== EXERCISE MATERIALS

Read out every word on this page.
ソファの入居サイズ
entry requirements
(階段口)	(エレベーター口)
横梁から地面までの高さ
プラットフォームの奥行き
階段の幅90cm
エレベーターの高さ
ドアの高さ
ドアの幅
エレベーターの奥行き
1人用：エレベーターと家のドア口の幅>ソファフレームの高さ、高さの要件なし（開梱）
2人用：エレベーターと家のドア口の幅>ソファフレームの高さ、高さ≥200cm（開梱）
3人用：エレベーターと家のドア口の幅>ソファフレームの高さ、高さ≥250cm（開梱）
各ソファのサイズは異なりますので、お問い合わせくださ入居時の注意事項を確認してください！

====

● REQUIRED WORK
Please repeat the material above, word for word and in full.

● TASK SOLUTION
Read out every word on this page.
ソファの入居サイズ
entry requirements
(階段口)	(エレベーター口)
横梁から地面までの高さ
プラットフォームの奥行き
階段の幅90cm
エレベーターの高さ
ドアの高さ
ドアの幅
エレベーターの奥行き
1人用：エレベーターと家のドア口の幅>ソファフレームの高さ、高さの要件なし（開梱）
2人用：エレベーターと家のドア口の幅>ソファフレームの高さ、高さ≥200cm（開梱）
3人用：エレベーターと家のドア口の幅>ソファフレームの高さ、高さ≥250cm（開梱）
各ソファのサイズは異なりますので、お問い合わせくださ入居時の注意事項を確認してください！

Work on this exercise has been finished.